**EXERCISE DETAILS:** Can you copy out the data exactly? Leave the images out.

**EXTRACTED DATA:**
------------

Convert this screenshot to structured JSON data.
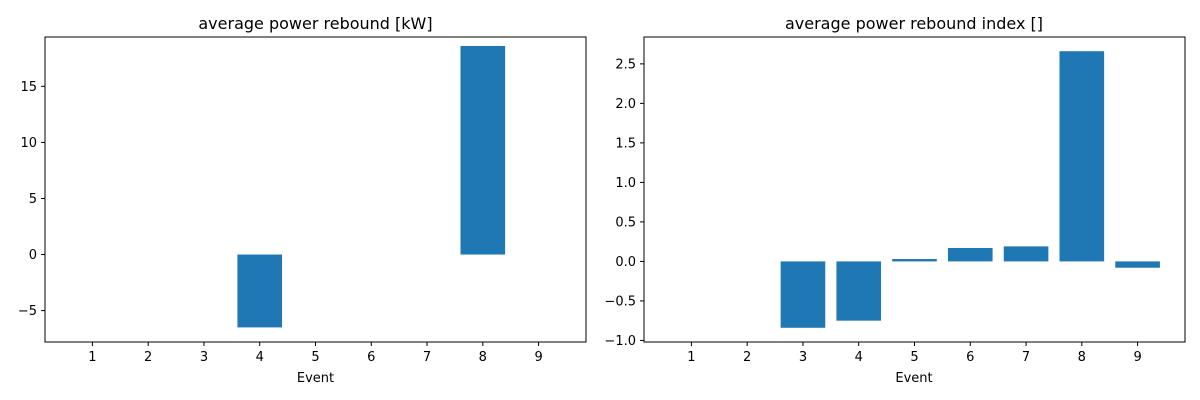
{
  "chart_data": [
    {
      "type": "bar",
      "title": "average power rebound [kW]",
      "xlabel": "Event",
      "ylabel": "",
      "categories": [
        "1",
        "2",
        "3",
        "4",
        "5",
        "6",
        "7",
        "8",
        "9"
      ],
      "x": [
        1,
        2,
        3,
        4,
        5,
        6,
        7,
        8,
        9
      ],
      "values": [
        0,
        0,
        0,
        -6.5,
        0,
        0,
        0,
        18.6,
        0
      ],
      "xlim": [
        0.15,
        9.85
      ],
      "ylim": [
        -7.8,
        19.4
      ],
      "yticks": [
        -5,
        0,
        5,
        10,
        15
      ],
      "ytick_labels": [
        "−5",
        "0",
        "5",
        "10",
        "15"
      ],
      "bar_color": "#1f77b4",
      "grid": false
    },
    {
      "type": "bar",
      "title": "average power rebound index []",
      "xlabel": "Event",
      "ylabel": "",
      "categories": [
        "1",
        "2",
        "3",
        "4",
        "5",
        "6",
        "7",
        "8",
        "9"
      ],
      "x": [
        1,
        2,
        3,
        4,
        5,
        6,
        7,
        8,
        9
      ],
      "values": [
        0,
        0,
        -0.84,
        -0.75,
        0.03,
        0.17,
        0.19,
        2.66,
        -0.08
      ],
      "xlim": [
        0.15,
        9.85
      ],
      "ylim": [
        -1.02,
        2.84
      ],
      "yticks": [
        -1.0,
        -0.5,
        0.0,
        0.5,
        1.0,
        1.5,
        2.0,
        2.5
      ],
      "ytick_labels": [
        "−1.0",
        "−0.5",
        "0.0",
        "0.5",
        "1.0",
        "1.5",
        "2.0",
        "2.5"
      ],
      "bar_color": "#1f77b4",
      "grid": false
    }
  ]
}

------------

**RESULT OF THE TASK:**
Convert this screenshot to structured JSON data.
{
  "chart_data": [
    {
      "type": "bar",
      "title": "average power rebound [kW]",
      "xlabel": "Event",
      "ylabel": "",
      "categories": [
        "1",
        "2",
        "3",
        "4",
        "5",
        "6",
        "7",
        "8",
        "9"
      ],
      "x": [
        1,
        2,
        3,
        4,
        5,
        6,
        7,
        8,
        9
      ],
      "values": [
        0,
        0,
        0,
        -6.5,
        0,
        0,
        0,
        18.6,
        0
      ],
      "xlim": [
        0.15,
        9.85
      ],
      "ylim": [
        -7.8,
        19.4
      ],
      "yticks": [
        -5,
        0,
        5,
        10,
        15
      ],
      "ytick_labels": [
        "−5",
        "0",
        "5",
        "10",
        "15"
      ],
      "bar_color": "#1f77b4",
      "grid": false
    },
    {
      "type": "bar",
      "title": "average power rebound index []",
      "xlabel": "Event",
      "ylabel": "",
      "categories": [
        "1",
        "2",
        "3",
        "4",
        "5",
        "6",
        "7",
        "8",
        "9"
      ],
      "x": [
        1,
        2,
        3,
        4,
        5,
        6,
        7,
        8,
        9
      ],
      "values": [
        0,
        0,
        -0.84,
        -0.75,
        0.03,
        0.17,
        0.19,
        2.66,
        -0.08
      ],
      "xlim": [
        0.15,
        9.85
      ],
      "ylim": [
        -1.02,
        2.84
      ],
      "yticks": [
        -1.0,
        -0.5,
        0.0,
        0.5,
        1.0,
        1.5,
        2.0,
        2.5
      ],
      "ytick_labels": [
        "−1.0",
        "−0.5",
        "0.0",
        "0.5",
        "1.0",
        "1.5",
        "2.0",
        "2.5"
      ],
      "bar_color": "#1f77b4",
      "grid": false
    }
  ]
}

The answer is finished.